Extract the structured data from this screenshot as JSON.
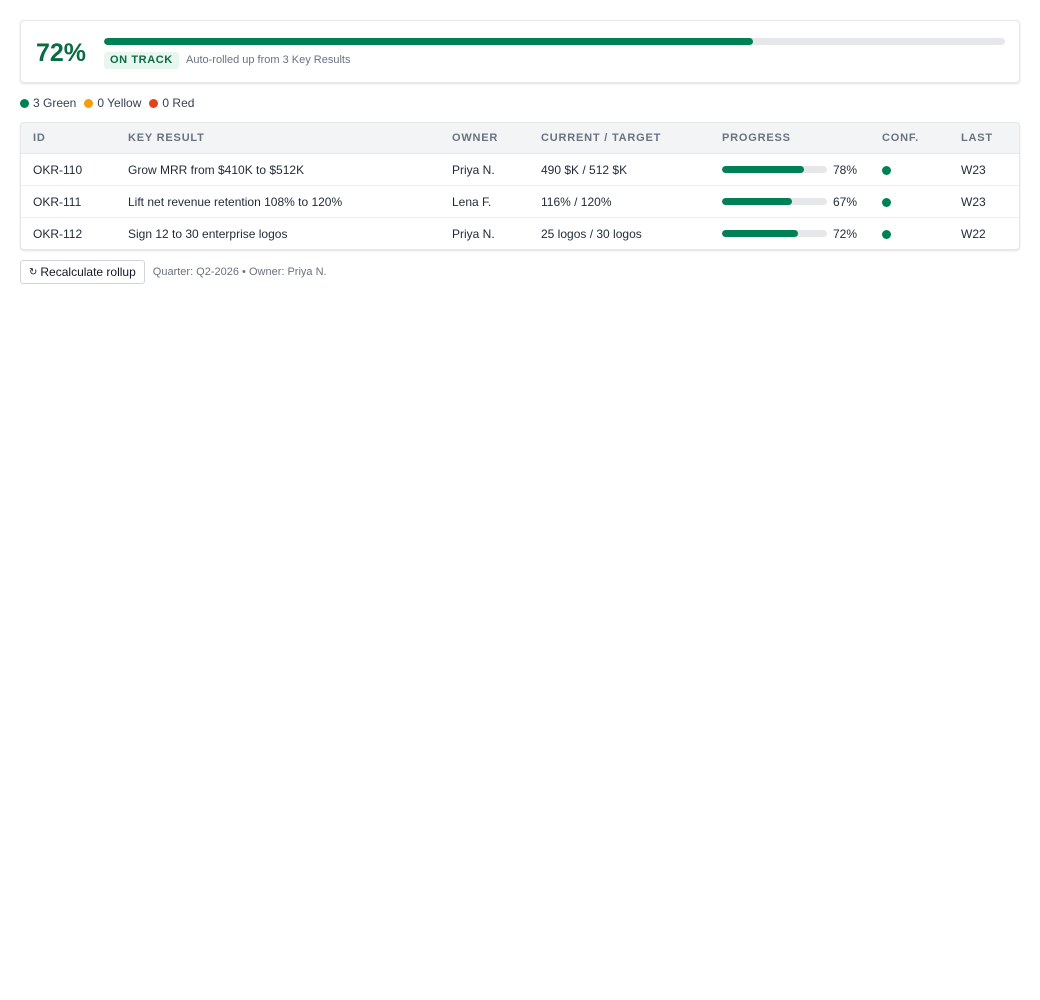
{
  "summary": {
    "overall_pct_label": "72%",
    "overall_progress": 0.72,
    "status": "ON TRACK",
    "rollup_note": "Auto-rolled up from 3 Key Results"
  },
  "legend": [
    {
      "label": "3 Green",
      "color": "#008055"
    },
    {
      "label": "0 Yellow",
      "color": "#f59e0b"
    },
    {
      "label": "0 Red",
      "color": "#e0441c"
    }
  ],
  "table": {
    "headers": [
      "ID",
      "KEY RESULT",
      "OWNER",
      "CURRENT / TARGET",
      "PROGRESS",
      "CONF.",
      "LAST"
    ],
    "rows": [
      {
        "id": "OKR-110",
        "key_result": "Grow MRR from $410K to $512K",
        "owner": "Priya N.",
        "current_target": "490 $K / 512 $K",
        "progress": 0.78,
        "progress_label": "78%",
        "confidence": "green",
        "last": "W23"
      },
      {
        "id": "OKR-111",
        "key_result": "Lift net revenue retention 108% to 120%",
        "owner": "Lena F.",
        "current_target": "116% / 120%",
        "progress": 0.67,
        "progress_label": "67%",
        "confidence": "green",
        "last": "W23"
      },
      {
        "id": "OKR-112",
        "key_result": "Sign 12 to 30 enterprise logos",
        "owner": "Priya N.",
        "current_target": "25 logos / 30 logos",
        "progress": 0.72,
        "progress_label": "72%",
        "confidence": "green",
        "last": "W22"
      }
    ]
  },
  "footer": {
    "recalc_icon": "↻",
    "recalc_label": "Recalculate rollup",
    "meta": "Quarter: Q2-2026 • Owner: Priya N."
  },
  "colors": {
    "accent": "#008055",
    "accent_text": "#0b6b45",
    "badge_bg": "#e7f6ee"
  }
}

┄┄┄┄┄┄

Give only the count of lines in which the string "logos" appears.

2